* _Records provided_:
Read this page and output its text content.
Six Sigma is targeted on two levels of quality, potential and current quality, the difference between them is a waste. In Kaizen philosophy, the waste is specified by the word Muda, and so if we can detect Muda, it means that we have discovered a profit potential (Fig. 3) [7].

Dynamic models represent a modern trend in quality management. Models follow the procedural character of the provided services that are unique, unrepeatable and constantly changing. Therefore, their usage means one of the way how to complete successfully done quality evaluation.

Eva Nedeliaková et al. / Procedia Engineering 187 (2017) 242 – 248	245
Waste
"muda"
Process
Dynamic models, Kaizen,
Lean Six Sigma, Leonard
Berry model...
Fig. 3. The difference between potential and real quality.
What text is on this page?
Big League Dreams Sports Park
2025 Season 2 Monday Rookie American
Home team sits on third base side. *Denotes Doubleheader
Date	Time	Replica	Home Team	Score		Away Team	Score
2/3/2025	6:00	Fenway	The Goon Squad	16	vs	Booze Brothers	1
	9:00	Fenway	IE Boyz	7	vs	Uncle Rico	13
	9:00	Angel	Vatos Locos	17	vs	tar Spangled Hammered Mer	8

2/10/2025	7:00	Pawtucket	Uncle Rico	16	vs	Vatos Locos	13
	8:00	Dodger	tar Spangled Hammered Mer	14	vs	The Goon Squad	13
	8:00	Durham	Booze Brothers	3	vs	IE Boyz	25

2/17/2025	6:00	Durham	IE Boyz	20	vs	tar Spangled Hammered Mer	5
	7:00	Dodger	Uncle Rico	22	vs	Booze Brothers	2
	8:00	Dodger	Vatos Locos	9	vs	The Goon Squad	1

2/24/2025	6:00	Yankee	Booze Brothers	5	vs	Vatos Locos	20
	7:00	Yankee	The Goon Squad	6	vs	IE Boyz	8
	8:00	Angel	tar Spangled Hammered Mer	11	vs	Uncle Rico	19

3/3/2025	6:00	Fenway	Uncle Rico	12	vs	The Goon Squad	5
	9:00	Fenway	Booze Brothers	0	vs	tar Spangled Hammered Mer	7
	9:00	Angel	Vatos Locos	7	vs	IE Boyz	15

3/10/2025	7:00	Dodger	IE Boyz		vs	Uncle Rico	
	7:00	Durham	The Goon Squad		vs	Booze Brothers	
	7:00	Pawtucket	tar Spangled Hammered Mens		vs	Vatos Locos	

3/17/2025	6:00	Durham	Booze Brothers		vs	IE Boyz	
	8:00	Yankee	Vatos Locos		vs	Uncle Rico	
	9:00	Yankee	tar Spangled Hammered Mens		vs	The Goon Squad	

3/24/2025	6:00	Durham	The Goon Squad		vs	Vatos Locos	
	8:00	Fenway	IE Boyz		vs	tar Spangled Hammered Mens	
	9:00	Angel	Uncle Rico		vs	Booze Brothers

* _To be done_:
Please set down each line of the records exactly as given.

* _Correct output_:
Read this page and output its text content.
Six Sigma is targeted on two levels of quality, potential and current quality, the difference between them is a waste. In Kaizen philosophy, the waste is specified by the word Muda, and so if we can detect Muda, it means that we have discovered a profit potential (Fig. 3) [7].

Dynamic models represent a modern trend in quality management. Models follow the procedural character of the provided services that are unique, unrepeatable and constantly changing. Therefore, their usage means one of the way how to complete successfully done quality evaluation.

Eva Nedeliaková et al. / Procedia Engineering 187 (2017) 242 – 248	245
Waste
"muda"
Process
Dynamic models, Kaizen,
Lean Six Sigma, Leonard
Berry model...
Fig. 3. The difference between potential and real quality.
What text is on this page?
Big League Dreams Sports Park
2025 Season 2 Monday Rookie American
Home team sits on third base side. *Denotes Doubleheader
Date	Time	Replica	Home Team	Score		Away Team	Score
2/3/2025	6:00	Fenway	The Goon Squad	16	vs	Booze Brothers	1
	9:00	Fenway	IE Boyz	7	vs	Uncle Rico	13
	9:00	Angel	Vatos Locos	17	vs	tar Spangled Hammered Mer	8

2/10/2025	7:00	Pawtucket	Uncle Rico	16	vs	Vatos Locos	13
	8:00	Dodger	tar Spangled Hammered Mer	14	vs	The Goon Squad	13
	8:00	Durham	Booze Brothers	3	vs	IE Boyz	25

2/17/2025	6:00	Durham	IE Boyz	20	vs	tar Spangled Hammered Mer	5
	7:00	Dodger	Uncle Rico	22	vs	Booze Brothers	2
	8:00	Dodger	Vatos Locos	9	vs	The Goon Squad	1

2/24/2025	6:00	Yankee	Booze Brothers	5	vs	Vatos Locos	20
	7:00	Yankee	The Goon Squad	6	vs	IE Boyz	8
	8:00	Angel	tar Spangled Hammered Mer	11	vs	Uncle Rico	19

3/3/2025	6:00	Fenway	Uncle Rico	12	vs	The Goon Squad	5
	9:00	Fenway	Booze Brothers	0	vs	tar Spangled Hammered Mer	7
	9:00	Angel	Vatos Locos	7	vs	IE Boyz	15

3/10/2025	7:00	Dodger	IE Boyz		vs	Uncle Rico	
	7:00	Durham	The Goon Squad		vs	Booze Brothers	
	7:00	Pawtucket	tar Spangled Hammered Mens		vs	Vatos Locos	

3/17/2025	6:00	Durham	Booze Brothers		vs	IE Boyz	
	8:00	Yankee	Vatos Locos		vs	Uncle Rico	
	9:00	Yankee	tar Spangled Hammered Mens		vs	The Goon Squad	

3/24/2025	6:00	Durham	The Goon Squad		vs	Vatos Locos	
	8:00	Fenway	IE Boyz		vs	tar Spangled Hammered Mens	
	9:00	Angel	Uncle Rico		vs	Booze Brothers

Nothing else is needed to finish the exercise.